Filter the entries and keep only the lines where the string "values" appears.

[start of DATA EXCERPTS]

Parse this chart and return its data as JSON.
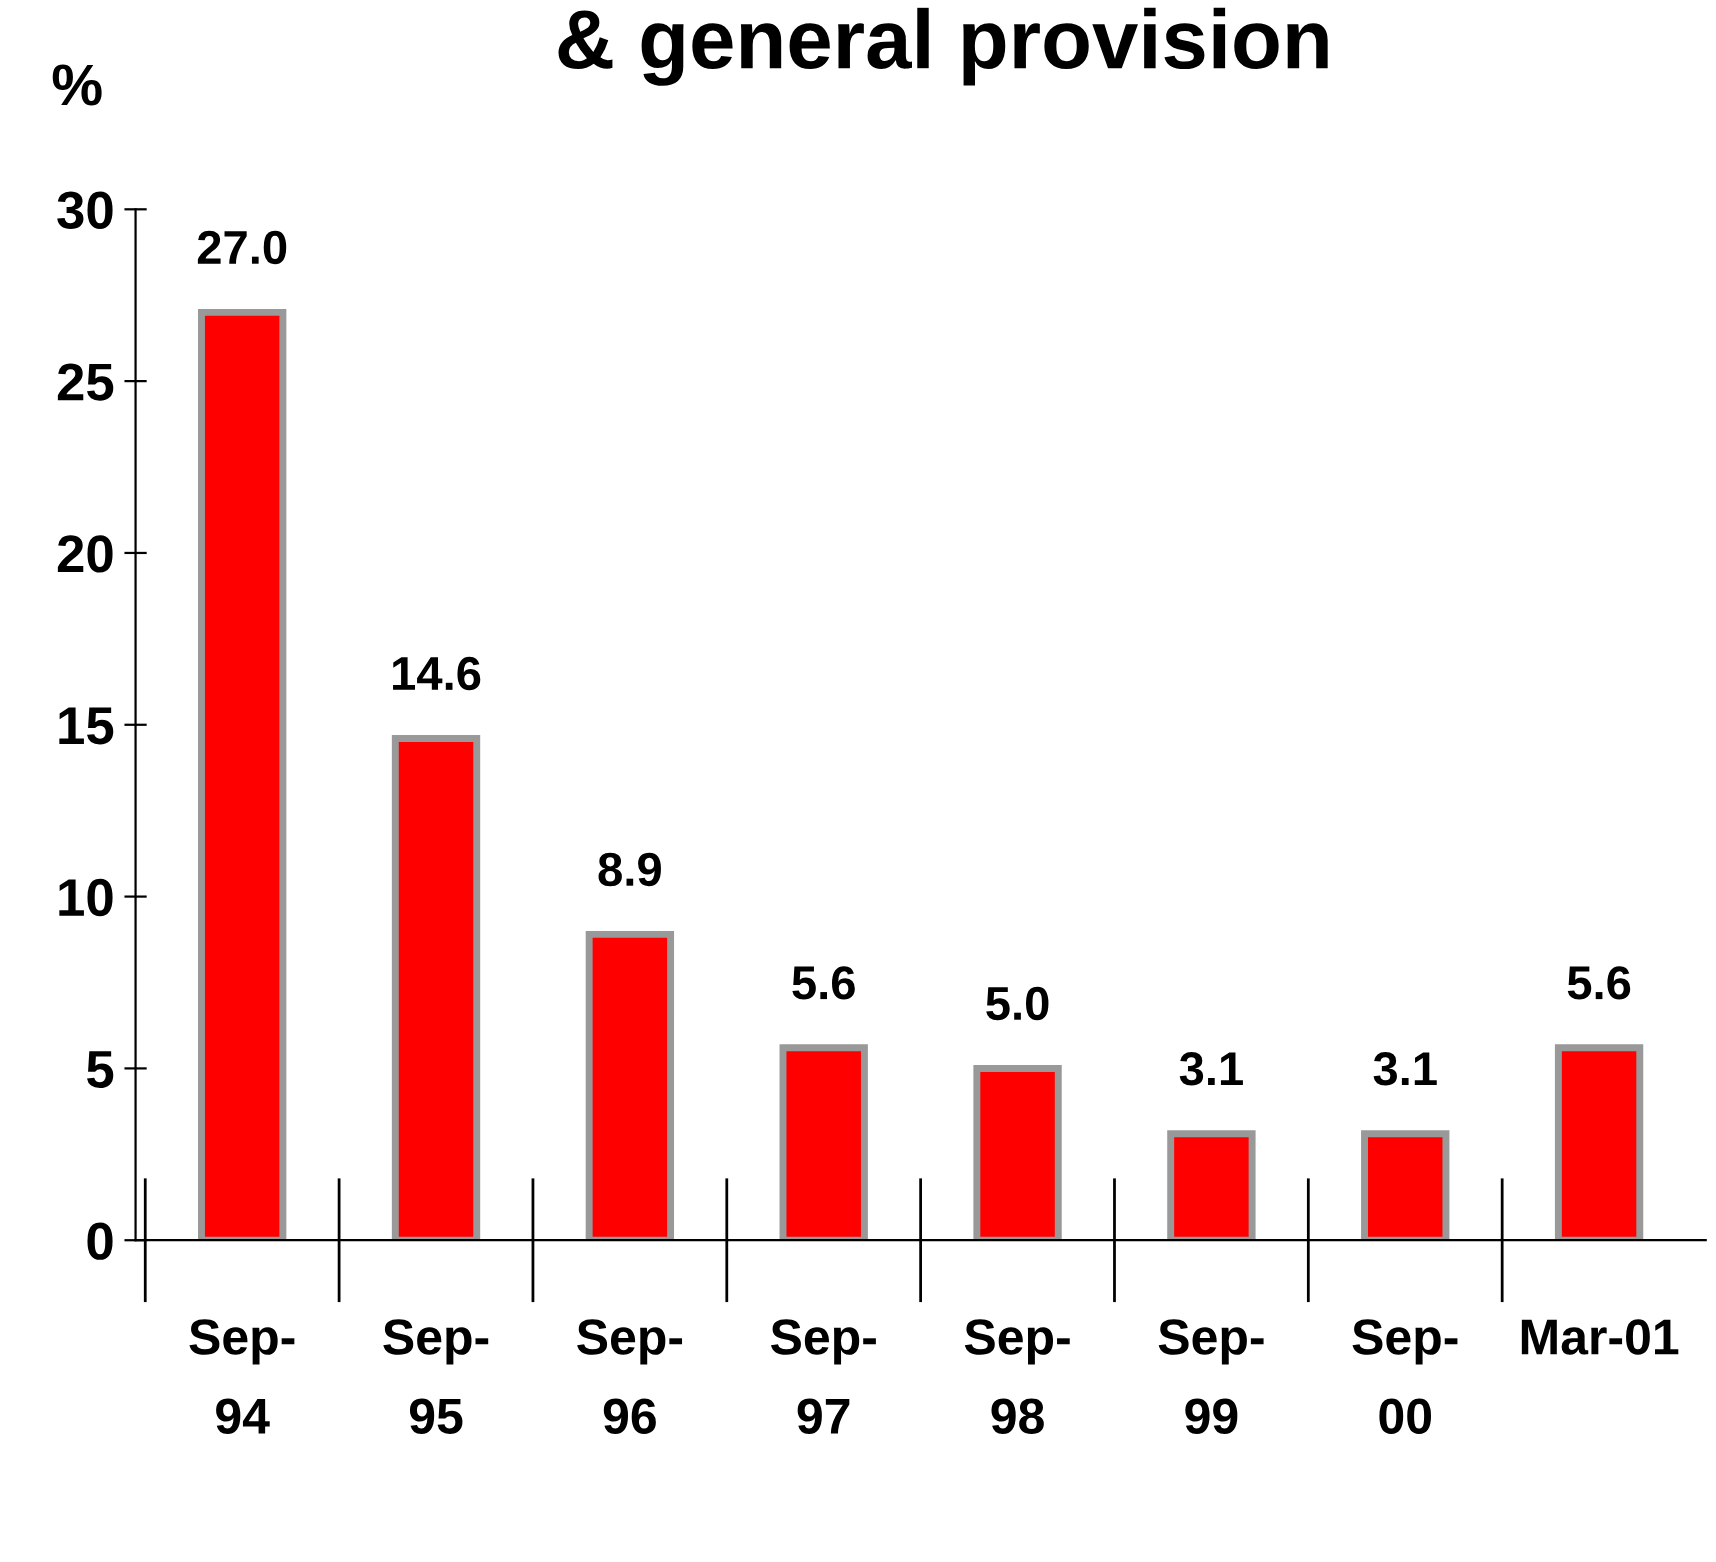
{
  "chart_data": {
    "type": "bar",
    "title": "& general provision",
    "ylabel": "%",
    "categories": [
      "Sep-\n94",
      "Sep-\n95",
      "Sep-\n96",
      "Sep-\n97",
      "Sep-\n98",
      "Sep-\n99",
      "Sep-\n00",
      "Mar-01"
    ],
    "values": [
      27.0,
      14.6,
      8.9,
      5.6,
      5.0,
      3.1,
      3.1,
      5.6
    ],
    "value_labels": [
      "27.0",
      "14.6",
      "8.9",
      "5.6",
      "5.0",
      "3.1",
      "3.1",
      "5.6"
    ],
    "color": "#ff0000",
    "ylim": [
      0,
      30
    ],
    "yticks": [
      0,
      5,
      10,
      15,
      20,
      25,
      30
    ],
    "grid": false,
    "legend": false
  }
}
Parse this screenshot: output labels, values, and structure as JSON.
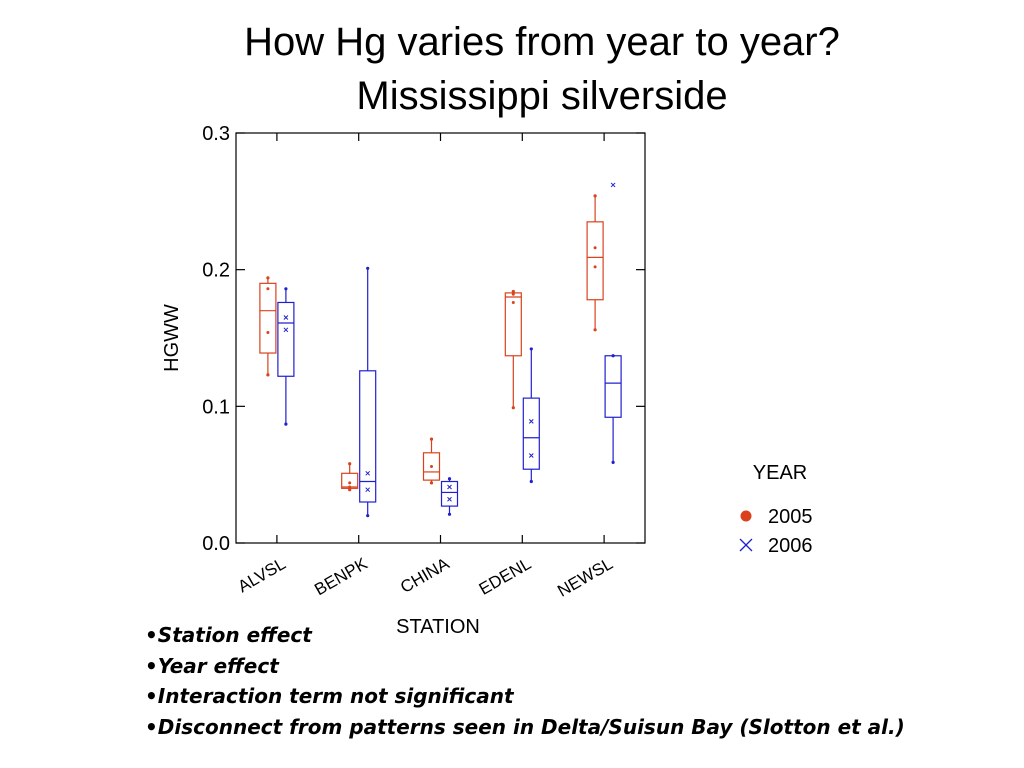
{
  "slide": {
    "title_line1": "How Hg varies from year to year?",
    "title_line2": "Mississippi silverside",
    "bullet_char": "•",
    "bullets": [
      "Station effect",
      "Year effect",
      "Interaction term not significant",
      "Disconnect from patterns seen in Delta/Suisun Bay (Slotton et al.)"
    ]
  },
  "chart_data": {
    "type": "box",
    "xlabel": "STATION",
    "ylabel": "HGWW",
    "ylim": [
      0.0,
      0.3
    ],
    "yticks": [
      0.0,
      0.1,
      0.2,
      0.3
    ],
    "ytick_labels": [
      "0.0",
      "0.1",
      "0.2",
      "0.3"
    ],
    "categories": [
      "ALVSL",
      "BENPK",
      "CHINA",
      "EDENL",
      "NEWSL"
    ],
    "legend": {
      "title": "YEAR",
      "placement": "right"
    },
    "series": [
      {
        "name": "2005",
        "color": "#d9421c",
        "marker": "dot",
        "boxes": [
          {
            "min": 0.123,
            "q1": 0.139,
            "median": 0.17,
            "q3": 0.19,
            "max": 0.194,
            "points": [
              0.154,
              0.186
            ]
          },
          {
            "min": 0.039,
            "q1": 0.04,
            "median": 0.041,
            "q3": 0.051,
            "max": 0.058,
            "points": [
              0.044,
              0.041
            ]
          },
          {
            "min": 0.044,
            "q1": 0.046,
            "median": 0.052,
            "q3": 0.066,
            "max": 0.076,
            "points": [
              0.056
            ]
          },
          {
            "min": 0.099,
            "q1": 0.137,
            "median": 0.18,
            "q3": 0.183,
            "max": 0.184,
            "points": [
              0.176,
              0.182
            ]
          },
          {
            "min": 0.156,
            "q1": 0.178,
            "median": 0.209,
            "q3": 0.235,
            "max": 0.254,
            "points": [
              0.202,
              0.216
            ]
          }
        ]
      },
      {
        "name": "2006",
        "color": "#2020d0",
        "marker": "x",
        "boxes": [
          {
            "min": 0.087,
            "q1": 0.122,
            "median": 0.161,
            "q3": 0.176,
            "max": 0.186,
            "points": [
              0.156,
              0.165
            ]
          },
          {
            "min": 0.02,
            "q1": 0.03,
            "median": 0.045,
            "q3": 0.126,
            "max": 0.201,
            "points": [
              0.039,
              0.051
            ]
          },
          {
            "min": 0.021,
            "q1": 0.027,
            "median": 0.037,
            "q3": 0.045,
            "max": 0.047,
            "points": [
              0.032,
              0.041
            ]
          },
          {
            "min": 0.045,
            "q1": 0.054,
            "median": 0.077,
            "q3": 0.106,
            "max": 0.142,
            "points": [
              0.064,
              0.089
            ]
          },
          {
            "min": 0.059,
            "q1": 0.092,
            "median": 0.117,
            "q3": 0.137,
            "max": 0.137,
            "points": [
              0.262
            ]
          }
        ]
      }
    ]
  }
}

[end of DATA EXCERPTS]

- _FINAL RESULT_:
    "values": [
Parse this screenshot: output labels, values, and structure as JSON.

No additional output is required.